> _What is being asked_:
Transcribe each record below word for word.

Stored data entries

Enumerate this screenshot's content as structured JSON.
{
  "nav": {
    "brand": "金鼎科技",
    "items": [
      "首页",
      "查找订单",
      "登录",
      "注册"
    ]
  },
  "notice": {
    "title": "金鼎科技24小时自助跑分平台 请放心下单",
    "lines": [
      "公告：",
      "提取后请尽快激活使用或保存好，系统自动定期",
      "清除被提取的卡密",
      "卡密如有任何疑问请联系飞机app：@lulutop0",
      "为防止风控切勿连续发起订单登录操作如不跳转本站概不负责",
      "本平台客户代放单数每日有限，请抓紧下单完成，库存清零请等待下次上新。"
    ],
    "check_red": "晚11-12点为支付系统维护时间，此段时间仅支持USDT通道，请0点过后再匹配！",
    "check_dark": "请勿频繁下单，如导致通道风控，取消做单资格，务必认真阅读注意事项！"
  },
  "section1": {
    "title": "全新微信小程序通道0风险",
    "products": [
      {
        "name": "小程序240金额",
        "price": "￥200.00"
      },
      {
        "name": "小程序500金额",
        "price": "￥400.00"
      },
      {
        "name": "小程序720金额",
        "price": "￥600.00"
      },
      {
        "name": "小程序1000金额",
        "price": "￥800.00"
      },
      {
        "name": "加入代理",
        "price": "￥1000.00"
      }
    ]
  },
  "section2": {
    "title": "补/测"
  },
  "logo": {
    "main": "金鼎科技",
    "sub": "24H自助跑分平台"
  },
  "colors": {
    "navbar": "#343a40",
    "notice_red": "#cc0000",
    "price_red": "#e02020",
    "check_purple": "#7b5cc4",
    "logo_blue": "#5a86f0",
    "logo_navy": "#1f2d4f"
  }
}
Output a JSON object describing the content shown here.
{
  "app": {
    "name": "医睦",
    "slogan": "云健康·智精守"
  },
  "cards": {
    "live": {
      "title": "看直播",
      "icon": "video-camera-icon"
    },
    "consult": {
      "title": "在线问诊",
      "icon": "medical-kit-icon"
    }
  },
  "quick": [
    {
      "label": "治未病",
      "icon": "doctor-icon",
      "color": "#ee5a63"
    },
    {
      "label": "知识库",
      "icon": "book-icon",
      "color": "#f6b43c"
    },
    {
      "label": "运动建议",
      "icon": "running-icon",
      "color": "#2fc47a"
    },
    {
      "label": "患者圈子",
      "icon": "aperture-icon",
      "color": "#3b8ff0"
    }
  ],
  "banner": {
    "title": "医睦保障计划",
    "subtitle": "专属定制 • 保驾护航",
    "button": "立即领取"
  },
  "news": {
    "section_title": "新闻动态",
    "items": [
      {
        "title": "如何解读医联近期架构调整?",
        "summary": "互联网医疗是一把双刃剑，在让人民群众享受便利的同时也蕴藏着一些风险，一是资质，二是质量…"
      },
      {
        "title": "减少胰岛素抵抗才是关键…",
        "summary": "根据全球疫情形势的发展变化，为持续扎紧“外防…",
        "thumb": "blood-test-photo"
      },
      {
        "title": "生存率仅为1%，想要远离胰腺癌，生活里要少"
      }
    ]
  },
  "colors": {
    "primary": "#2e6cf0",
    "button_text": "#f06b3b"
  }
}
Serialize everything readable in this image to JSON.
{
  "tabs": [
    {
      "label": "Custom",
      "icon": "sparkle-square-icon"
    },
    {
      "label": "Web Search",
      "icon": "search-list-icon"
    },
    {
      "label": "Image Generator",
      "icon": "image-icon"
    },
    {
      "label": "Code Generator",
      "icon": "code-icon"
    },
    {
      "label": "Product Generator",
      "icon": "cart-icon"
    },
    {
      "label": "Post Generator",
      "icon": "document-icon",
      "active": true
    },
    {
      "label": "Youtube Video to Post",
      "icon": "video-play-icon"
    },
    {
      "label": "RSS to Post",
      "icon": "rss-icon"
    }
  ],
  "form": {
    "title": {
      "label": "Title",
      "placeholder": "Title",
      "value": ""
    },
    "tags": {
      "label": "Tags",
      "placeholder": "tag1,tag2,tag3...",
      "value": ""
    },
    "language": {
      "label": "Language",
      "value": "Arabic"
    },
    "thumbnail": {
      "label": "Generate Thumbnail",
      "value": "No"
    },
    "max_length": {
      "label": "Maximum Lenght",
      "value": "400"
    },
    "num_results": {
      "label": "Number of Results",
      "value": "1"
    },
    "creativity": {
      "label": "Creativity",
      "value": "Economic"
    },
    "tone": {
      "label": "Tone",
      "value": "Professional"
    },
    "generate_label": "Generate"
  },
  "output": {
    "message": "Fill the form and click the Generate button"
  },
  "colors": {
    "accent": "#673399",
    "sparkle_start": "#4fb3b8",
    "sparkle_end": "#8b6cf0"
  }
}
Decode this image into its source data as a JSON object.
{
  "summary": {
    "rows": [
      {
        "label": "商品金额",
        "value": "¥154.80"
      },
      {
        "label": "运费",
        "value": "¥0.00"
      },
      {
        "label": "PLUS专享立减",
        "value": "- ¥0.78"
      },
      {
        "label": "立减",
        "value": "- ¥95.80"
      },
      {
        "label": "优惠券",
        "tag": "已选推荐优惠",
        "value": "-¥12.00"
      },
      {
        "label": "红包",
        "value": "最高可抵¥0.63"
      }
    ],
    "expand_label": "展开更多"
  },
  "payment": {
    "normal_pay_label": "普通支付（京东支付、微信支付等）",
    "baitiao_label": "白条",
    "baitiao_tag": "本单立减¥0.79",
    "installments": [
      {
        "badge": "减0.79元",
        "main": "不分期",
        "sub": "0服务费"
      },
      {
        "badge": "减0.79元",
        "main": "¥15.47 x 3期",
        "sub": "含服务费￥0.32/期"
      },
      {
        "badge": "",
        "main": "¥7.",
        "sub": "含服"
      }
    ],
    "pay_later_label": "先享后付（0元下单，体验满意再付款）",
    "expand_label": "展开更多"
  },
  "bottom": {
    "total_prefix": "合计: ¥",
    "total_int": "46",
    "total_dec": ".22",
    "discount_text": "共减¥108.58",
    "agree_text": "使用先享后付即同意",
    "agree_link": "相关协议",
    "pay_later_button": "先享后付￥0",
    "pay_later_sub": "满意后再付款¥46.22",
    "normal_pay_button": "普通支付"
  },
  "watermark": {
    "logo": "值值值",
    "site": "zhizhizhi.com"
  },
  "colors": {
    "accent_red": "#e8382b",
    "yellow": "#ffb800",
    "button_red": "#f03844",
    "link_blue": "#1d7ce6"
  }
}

> _The completed task_:
Enumerate this screenshot's content as structured JSON.
{
  "nav": {
    "brand": "金鼎科技",
    "items": [
      "首页",
      "查找订单",
      "登录",
      "注册"
    ]
  },
  "notice": {
    "title": "金鼎科技24小时自助跑分平台 请放心下单",
    "lines": [
      "公告：",
      "提取后请尽快激活使用或保存好，系统自动定期",
      "清除被提取的卡密",
      "卡密如有任何疑问请联系飞机app：@lulutop0",
      "为防止风控切勿连续发起订单登录操作如不跳转本站概不负责",
      "本平台客户代放单数每日有限，请抓紧下单完成，库存清零请等待下次上新。"
    ],
    "check_red": "晚11-12点为支付系统维护时间，此段时间仅支持USDT通道，请0点过后再匹配！",
    "check_dark": "请勿频繁下单，如导致通道风控，取消做单资格，务必认真阅读注意事项！"
  },
  "section1": {
    "title": "全新微信小程序通道0风险",
    "products": [
      {
        "name": "小程序240金额",
        "price": "￥200.00"
      },
      {
        "name": "小程序500金额",
        "price": "￥400.00"
      },
      {
        "name": "小程序720金额",
        "price": "￥600.00"
      },
      {
        "name": "小程序1000金额",
        "price": "￥800.00"
      },
      {
        "name": "加入代理",
        "price": "￥1000.00"
      }
    ]
  },
  "section2": {
    "title": "补/测"
  },
  "logo": {
    "main": "金鼎科技",
    "sub": "24H自助跑分平台"
  },
  "colors": {
    "navbar": "#343a40",
    "notice_red": "#cc0000",
    "price_red": "#e02020",
    "check_purple": "#7b5cc4",
    "logo_blue": "#5a86f0",
    "logo_navy": "#1f2d4f"
  }
}
Output a JSON object describing the content shown here.
{
  "app": {
    "name": "医睦",
    "slogan": "云健康·智精守"
  },
  "cards": {
    "live": {
      "title": "看直播",
      "icon": "video-camera-icon"
    },
    "consult": {
      "title": "在线问诊",
      "icon": "medical-kit-icon"
    }
  },
  "quick": [
    {
      "label": "治未病",
      "icon": "doctor-icon",
      "color": "#ee5a63"
    },
    {
      "label": "知识库",
      "icon": "book-icon",
      "color": "#f6b43c"
    },
    {
      "label": "运动建议",
      "icon": "running-icon",
      "color": "#2fc47a"
    },
    {
      "label": "患者圈子",
      "icon": "aperture-icon",
      "color": "#3b8ff0"
    }
  ],
  "banner": {
    "title": "医睦保障计划",
    "subtitle": "专属定制 • 保驾护航",
    "button": "立即领取"
  },
  "news": {
    "section_title": "新闻动态",
    "items": [
      {
        "title": "如何解读医联近期架构调整?",
        "summary": "互联网医疗是一把双刃剑，在让人民群众享受便利的同时也蕴藏着一些风险，一是资质，二是质量…"
      },
      {
        "title": "减少胰岛素抵抗才是关键…",
        "summary": "根据全球疫情形势的发展变化，为持续扎紧“外防…",
        "thumb": "blood-test-photo"
      },
      {
        "title": "生存率仅为1%，想要远离胰腺癌，生活里要少"
      }
    ]
  },
  "colors": {
    "primary": "#2e6cf0",
    "button_text": "#f06b3b"
  }
}
Serialize everything readable in this image to JSON.
{
  "tabs": [
    {
      "label": "Custom",
      "icon": "sparkle-square-icon"
    },
    {
      "label": "Web Search",
      "icon": "search-list-icon"
    },
    {
      "label": "Image Generator",
      "icon": "image-icon"
    },
    {
      "label": "Code Generator",
      "icon": "code-icon"
    },
    {
      "label": "Product Generator",
      "icon": "cart-icon"
    },
    {
      "label": "Post Generator",
      "icon": "document-icon",
      "active": true
    },
    {
      "label": "Youtube Video to Post",
      "icon": "video-play-icon"
    },
    {
      "label": "RSS to Post",
      "icon": "rss-icon"
    }
  ],
  "form": {
    "title": {
      "label": "Title",
      "placeholder": "Title",
      "value": ""
    },
    "tags": {
      "label": "Tags",
      "placeholder": "tag1,tag2,tag3...",
      "value": ""
    },
    "language": {
      "label": "Language",
      "value": "Arabic"
    },
    "thumbnail": {
      "label": "Generate Thumbnail",
      "value": "No"
    },
    "max_length": {
      "label": "Maximum Lenght",
      "value": "400"
    },
    "num_results": {
      "label": "Number of Results",
      "value": "1"
    },
    "creativity": {
      "label": "Creativity",
      "value": "Economic"
    },
    "tone": {
      "label": "Tone",
      "value": "Professional"
    },
    "generate_label": "Generate"
  },
  "output": {
    "message": "Fill the form and click the Generate button"
  },
  "colors": {
    "accent": "#673399",
    "sparkle_start": "#4fb3b8",
    "sparkle_end": "#8b6cf0"
  }
}
Decode this image into its source data as a JSON object.
{
  "summary": {
    "rows": [
      {
        "label": "商品金额",
        "value": "¥154.80"
      },
      {
        "label": "运费",
        "value": "¥0.00"
      },
      {
        "label": "PLUS专享立减",
        "value": "- ¥0.78"
      },
      {
        "label": "立减",
        "value": "- ¥95.80"
      },
      {
        "label": "优惠券",
        "tag": "已选推荐优惠",
        "value": "-¥12.00"
      },
      {
        "label": "红包",
        "value": "最高可抵¥0.63"
      }
    ],
    "expand_label": "展开更多"
  },
  "payment": {
    "normal_pay_label": "普通支付（京东支付、微信支付等）",
    "baitiao_label": "白条",
    "baitiao_tag": "本单立减¥0.79",
    "installments": [
      {
        "badge": "减0.79元",
        "main": "不分期",
        "sub": "0服务费"
      },
      {
        "badge": "减0.79元",
        "main": "¥15.47 x 3期",
        "sub": "含服务费￥0.32/期"
      },
      {
        "badge": "",
        "main": "¥7.",
        "sub": "含服"
      }
    ],
    "pay_later_label": "先享后付（0元下单，体验满意再付款）",
    "expand_label": "展开更多"
  },
  "bottom": {
    "total_prefix": "合计: ¥",
    "total_int": "46",
    "total_dec": ".22",
    "discount_text": "共减¥108.58",
    "agree_text": "使用先享后付即同意",
    "agree_link": "相关协议",
    "pay_later_button": "先享后付￥0",
    "pay_later_sub": "满意后再付款¥46.22",
    "normal_pay_button": "普通支付"
  },
  "watermark": {
    "logo": "值值值",
    "site": "zhizhizhi.com"
  },
  "colors": {
    "accent_red": "#e8382b",
    "yellow": "#ffb800",
    "button_red": "#f03844",
    "link_blue": "#1d7ce6"
  }
}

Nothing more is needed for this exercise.